-- start of TASK INPUT --

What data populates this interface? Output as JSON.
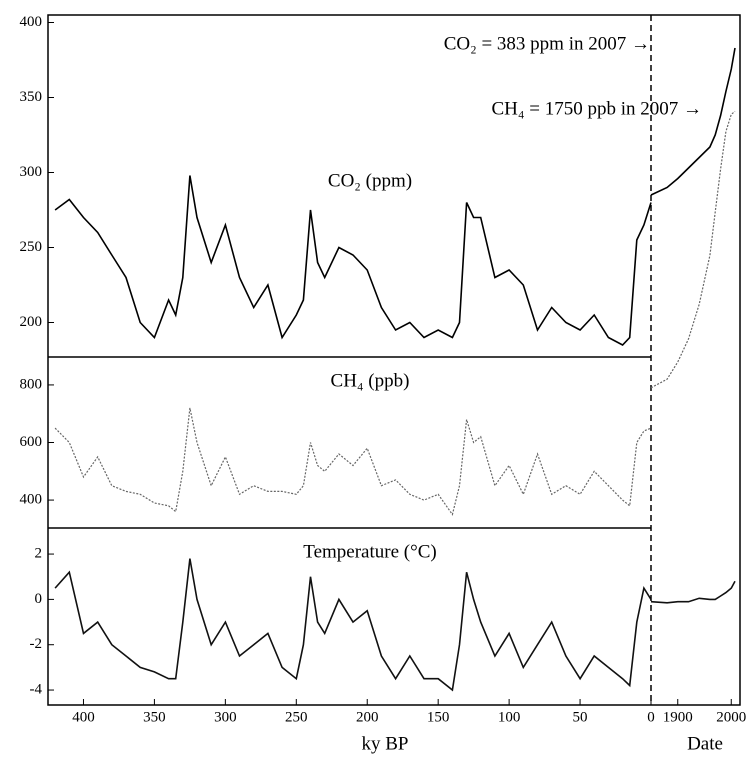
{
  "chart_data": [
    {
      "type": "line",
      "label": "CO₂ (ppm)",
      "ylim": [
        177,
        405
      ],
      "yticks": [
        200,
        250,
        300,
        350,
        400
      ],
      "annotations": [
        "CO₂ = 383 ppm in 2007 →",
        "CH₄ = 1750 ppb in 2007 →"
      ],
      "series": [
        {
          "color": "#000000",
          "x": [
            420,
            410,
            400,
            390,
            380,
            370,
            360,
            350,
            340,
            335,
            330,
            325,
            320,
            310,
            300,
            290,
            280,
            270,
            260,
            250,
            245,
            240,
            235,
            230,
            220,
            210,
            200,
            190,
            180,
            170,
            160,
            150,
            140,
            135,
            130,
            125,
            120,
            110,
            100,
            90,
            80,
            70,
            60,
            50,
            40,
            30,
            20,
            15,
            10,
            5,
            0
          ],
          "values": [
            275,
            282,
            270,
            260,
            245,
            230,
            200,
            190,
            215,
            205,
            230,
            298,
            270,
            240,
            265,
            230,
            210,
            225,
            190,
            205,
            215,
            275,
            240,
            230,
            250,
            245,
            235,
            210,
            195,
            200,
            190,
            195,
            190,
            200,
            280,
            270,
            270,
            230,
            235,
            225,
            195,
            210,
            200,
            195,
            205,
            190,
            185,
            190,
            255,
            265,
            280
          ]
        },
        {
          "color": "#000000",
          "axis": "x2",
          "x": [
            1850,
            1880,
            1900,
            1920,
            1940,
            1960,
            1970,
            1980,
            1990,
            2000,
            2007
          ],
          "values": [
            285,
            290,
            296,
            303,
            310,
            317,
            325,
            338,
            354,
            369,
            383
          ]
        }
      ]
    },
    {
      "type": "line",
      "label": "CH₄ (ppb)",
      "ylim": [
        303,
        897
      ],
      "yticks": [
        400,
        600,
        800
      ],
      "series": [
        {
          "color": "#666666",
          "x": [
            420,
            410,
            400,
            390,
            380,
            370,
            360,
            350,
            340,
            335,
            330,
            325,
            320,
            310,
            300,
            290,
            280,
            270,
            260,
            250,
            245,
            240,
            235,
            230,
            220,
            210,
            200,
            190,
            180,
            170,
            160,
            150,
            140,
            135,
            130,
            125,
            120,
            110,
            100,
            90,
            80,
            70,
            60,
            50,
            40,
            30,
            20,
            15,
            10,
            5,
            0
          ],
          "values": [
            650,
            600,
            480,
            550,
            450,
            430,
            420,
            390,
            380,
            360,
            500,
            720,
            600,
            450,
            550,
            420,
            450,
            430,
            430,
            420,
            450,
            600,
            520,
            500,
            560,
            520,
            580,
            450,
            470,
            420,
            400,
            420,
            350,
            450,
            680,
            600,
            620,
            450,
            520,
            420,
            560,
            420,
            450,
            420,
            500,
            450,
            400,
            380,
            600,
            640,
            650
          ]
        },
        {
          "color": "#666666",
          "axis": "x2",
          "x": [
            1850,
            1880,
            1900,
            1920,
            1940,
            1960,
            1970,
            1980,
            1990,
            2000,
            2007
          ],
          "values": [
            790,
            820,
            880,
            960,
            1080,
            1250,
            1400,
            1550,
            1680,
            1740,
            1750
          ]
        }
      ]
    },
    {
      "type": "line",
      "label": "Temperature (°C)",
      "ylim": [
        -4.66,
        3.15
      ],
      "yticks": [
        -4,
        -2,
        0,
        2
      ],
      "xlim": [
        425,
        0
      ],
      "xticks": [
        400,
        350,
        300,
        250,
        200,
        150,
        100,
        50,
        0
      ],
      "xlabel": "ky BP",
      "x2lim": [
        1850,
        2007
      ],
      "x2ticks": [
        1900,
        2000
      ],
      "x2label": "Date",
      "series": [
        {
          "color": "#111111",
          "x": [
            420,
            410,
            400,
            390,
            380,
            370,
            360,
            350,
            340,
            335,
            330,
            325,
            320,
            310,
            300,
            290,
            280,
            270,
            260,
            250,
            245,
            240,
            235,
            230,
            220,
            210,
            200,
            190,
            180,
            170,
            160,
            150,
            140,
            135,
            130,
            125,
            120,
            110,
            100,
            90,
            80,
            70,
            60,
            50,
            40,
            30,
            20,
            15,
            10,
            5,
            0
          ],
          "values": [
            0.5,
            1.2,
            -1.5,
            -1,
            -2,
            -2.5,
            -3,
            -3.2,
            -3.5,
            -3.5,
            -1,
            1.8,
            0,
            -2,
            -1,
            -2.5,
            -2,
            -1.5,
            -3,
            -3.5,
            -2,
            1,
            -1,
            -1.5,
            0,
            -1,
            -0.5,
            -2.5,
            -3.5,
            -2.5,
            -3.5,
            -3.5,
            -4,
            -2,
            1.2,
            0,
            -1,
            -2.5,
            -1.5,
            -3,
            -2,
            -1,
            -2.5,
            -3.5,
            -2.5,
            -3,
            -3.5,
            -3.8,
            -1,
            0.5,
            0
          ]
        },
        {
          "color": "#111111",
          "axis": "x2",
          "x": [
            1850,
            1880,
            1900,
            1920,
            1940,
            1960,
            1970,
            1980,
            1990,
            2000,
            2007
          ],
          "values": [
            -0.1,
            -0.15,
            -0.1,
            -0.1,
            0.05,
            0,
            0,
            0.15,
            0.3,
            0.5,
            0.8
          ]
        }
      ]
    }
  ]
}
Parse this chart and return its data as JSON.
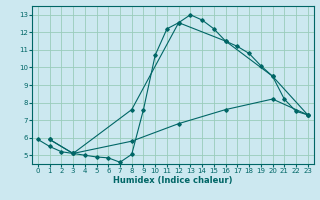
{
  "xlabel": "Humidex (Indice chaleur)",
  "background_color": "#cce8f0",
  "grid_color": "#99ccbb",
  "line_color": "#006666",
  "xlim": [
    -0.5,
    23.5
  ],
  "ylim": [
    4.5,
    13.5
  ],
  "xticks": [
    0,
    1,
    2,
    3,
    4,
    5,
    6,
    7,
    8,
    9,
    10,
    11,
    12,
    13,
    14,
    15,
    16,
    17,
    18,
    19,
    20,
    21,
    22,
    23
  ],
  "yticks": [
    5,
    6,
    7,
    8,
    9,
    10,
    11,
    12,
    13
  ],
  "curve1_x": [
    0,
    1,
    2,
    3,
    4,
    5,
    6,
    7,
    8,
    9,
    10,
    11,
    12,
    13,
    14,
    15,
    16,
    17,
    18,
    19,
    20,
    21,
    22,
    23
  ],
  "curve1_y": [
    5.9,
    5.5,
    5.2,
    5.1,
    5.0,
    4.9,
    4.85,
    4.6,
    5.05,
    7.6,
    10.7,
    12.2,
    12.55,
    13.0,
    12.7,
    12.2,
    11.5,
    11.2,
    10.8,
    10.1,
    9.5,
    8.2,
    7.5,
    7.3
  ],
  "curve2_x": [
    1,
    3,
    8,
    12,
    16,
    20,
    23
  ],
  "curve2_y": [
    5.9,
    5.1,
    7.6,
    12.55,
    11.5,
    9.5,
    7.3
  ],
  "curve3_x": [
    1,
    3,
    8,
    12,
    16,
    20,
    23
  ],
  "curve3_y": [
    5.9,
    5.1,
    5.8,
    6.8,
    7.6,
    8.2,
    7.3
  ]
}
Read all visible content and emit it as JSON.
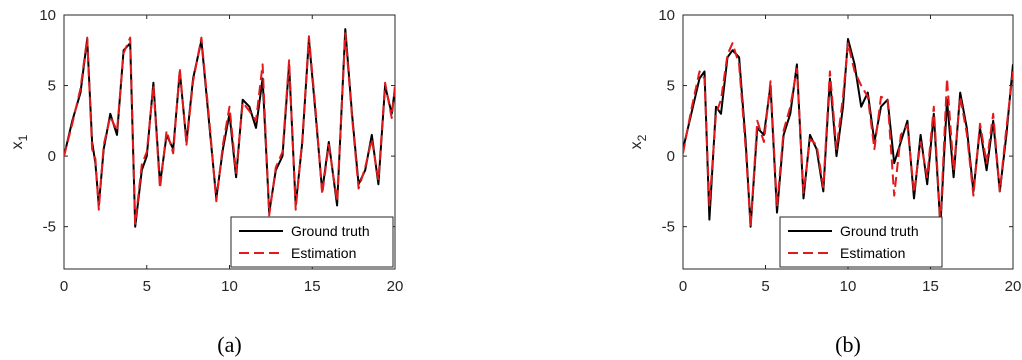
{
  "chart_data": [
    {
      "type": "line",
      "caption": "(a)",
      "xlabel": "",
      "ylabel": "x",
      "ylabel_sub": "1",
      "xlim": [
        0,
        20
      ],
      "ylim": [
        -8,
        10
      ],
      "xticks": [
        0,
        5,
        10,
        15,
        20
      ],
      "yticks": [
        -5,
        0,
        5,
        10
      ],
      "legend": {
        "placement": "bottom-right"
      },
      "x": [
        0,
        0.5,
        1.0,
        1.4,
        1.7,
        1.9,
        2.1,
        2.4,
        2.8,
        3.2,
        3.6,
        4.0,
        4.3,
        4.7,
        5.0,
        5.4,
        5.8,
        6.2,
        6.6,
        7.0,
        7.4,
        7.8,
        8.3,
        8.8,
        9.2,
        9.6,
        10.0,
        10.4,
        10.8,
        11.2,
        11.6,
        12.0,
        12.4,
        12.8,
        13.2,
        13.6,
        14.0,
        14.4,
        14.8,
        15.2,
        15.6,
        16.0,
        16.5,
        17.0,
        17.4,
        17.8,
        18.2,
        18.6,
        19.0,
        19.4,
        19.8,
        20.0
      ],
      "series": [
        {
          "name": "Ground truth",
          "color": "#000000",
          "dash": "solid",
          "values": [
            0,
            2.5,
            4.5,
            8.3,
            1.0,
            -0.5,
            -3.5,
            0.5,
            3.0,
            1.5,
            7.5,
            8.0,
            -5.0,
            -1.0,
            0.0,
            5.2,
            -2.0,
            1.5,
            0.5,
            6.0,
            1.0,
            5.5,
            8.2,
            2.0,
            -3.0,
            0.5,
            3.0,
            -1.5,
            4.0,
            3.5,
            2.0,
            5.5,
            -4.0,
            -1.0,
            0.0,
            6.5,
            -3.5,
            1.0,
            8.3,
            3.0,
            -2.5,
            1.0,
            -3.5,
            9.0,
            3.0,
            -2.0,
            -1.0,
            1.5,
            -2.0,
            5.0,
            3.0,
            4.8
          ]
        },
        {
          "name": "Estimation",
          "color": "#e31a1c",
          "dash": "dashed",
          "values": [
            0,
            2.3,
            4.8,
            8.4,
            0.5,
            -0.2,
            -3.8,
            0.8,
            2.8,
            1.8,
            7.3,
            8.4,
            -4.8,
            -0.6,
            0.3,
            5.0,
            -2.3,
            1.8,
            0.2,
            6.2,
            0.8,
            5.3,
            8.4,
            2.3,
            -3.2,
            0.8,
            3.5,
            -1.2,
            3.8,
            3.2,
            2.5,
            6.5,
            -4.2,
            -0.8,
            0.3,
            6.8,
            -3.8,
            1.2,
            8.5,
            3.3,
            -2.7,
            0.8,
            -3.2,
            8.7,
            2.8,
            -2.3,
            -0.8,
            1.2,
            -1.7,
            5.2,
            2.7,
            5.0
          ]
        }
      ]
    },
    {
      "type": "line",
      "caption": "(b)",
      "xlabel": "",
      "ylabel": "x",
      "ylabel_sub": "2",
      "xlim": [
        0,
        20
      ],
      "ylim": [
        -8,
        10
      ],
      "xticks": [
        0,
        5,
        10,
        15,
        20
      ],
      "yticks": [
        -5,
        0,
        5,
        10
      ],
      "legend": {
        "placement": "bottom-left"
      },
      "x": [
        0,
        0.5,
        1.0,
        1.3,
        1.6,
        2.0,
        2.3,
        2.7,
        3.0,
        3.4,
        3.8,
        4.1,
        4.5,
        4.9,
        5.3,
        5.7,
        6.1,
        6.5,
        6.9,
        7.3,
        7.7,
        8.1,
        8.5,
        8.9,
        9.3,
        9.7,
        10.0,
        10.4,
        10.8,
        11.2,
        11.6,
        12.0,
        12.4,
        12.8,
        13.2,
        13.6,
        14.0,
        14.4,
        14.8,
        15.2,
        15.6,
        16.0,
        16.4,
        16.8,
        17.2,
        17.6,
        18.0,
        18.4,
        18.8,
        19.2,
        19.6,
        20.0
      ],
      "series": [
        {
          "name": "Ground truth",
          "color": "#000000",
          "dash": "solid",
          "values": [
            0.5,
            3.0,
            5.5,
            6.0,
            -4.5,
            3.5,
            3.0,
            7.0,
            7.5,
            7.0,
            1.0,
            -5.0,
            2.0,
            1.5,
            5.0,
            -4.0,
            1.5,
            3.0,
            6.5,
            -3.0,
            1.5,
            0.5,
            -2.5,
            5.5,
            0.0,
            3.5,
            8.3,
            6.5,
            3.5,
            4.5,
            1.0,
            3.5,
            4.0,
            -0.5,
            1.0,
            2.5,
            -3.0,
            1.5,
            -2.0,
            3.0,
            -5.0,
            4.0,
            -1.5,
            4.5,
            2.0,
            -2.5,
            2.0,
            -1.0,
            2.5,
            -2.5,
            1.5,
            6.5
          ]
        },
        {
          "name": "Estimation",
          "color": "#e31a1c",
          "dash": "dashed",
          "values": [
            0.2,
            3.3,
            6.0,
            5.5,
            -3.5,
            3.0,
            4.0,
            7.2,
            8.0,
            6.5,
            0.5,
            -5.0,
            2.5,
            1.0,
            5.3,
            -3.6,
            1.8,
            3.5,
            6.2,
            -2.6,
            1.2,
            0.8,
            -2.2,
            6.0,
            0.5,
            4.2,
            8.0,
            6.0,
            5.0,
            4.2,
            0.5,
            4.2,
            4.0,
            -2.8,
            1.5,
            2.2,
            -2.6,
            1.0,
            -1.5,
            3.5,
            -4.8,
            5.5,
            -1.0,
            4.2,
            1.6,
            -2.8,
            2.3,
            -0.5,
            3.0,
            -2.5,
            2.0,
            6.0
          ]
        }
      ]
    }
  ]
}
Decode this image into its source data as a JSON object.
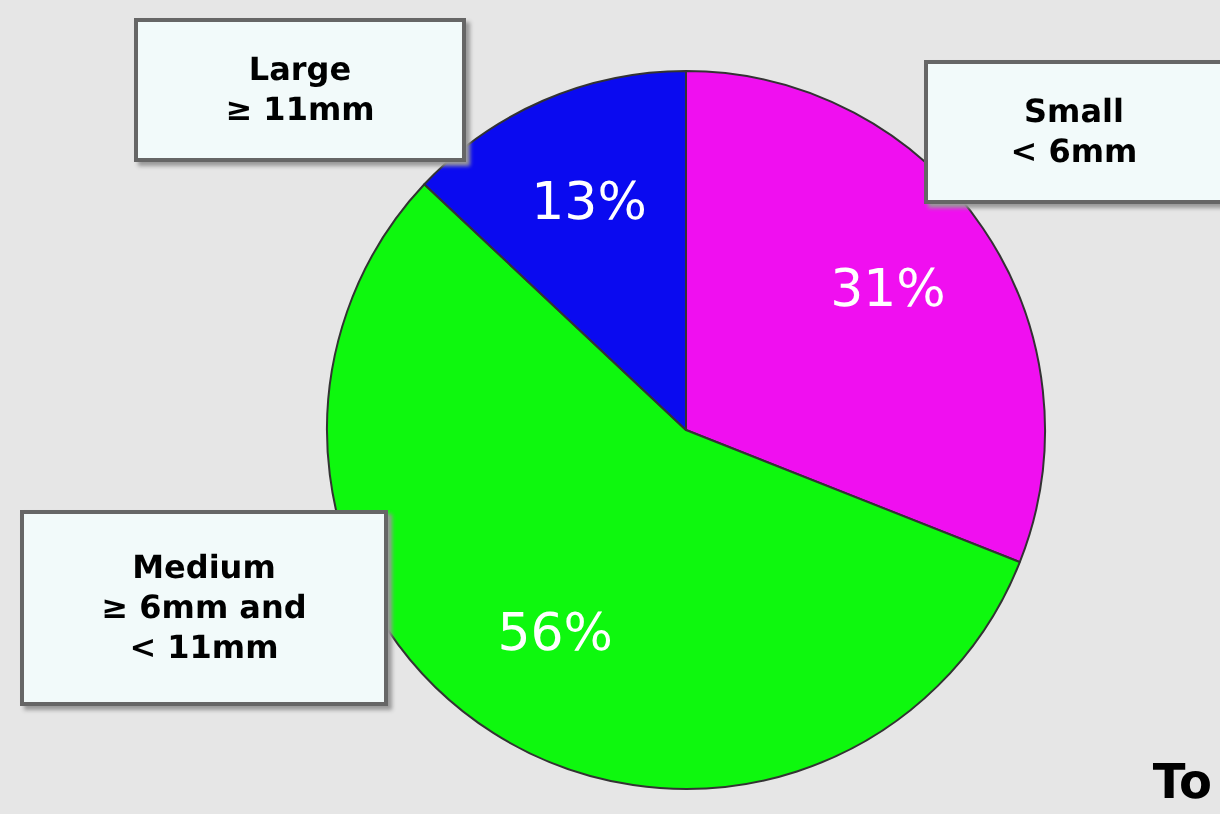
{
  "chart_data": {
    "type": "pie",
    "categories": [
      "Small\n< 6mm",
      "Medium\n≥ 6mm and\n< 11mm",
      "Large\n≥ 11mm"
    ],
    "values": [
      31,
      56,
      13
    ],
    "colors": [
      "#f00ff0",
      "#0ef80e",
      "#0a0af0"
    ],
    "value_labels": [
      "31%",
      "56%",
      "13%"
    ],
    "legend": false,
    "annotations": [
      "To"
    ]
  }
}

-- end of TASK INPUT --

## [TO DO]
Beginning at the line with "Decode this image" and ending at the last line of the listing above, retype each line exactly, including those two lines. Leave the pictures out.

## [RESULT OF THE EXERCISE]
Decode this image into its source data as a JSON object.
{
  "chart_data": {
    "type": "pie",
    "categories": [
      "Small\n< 6mm",
      "Medium\n≥ 6mm and\n< 11mm",
      "Large\n≥ 11mm"
    ],
    "values": [
      31,
      56,
      13
    ],
    "colors": [
      "#f00ff0",
      "#0ef80e",
      "#0a0af0"
    ],
    "value_labels": [
      "31%",
      "56%",
      "13%"
    ],
    "legend": false,
    "annotations": [
      "To"
    ]
  }
}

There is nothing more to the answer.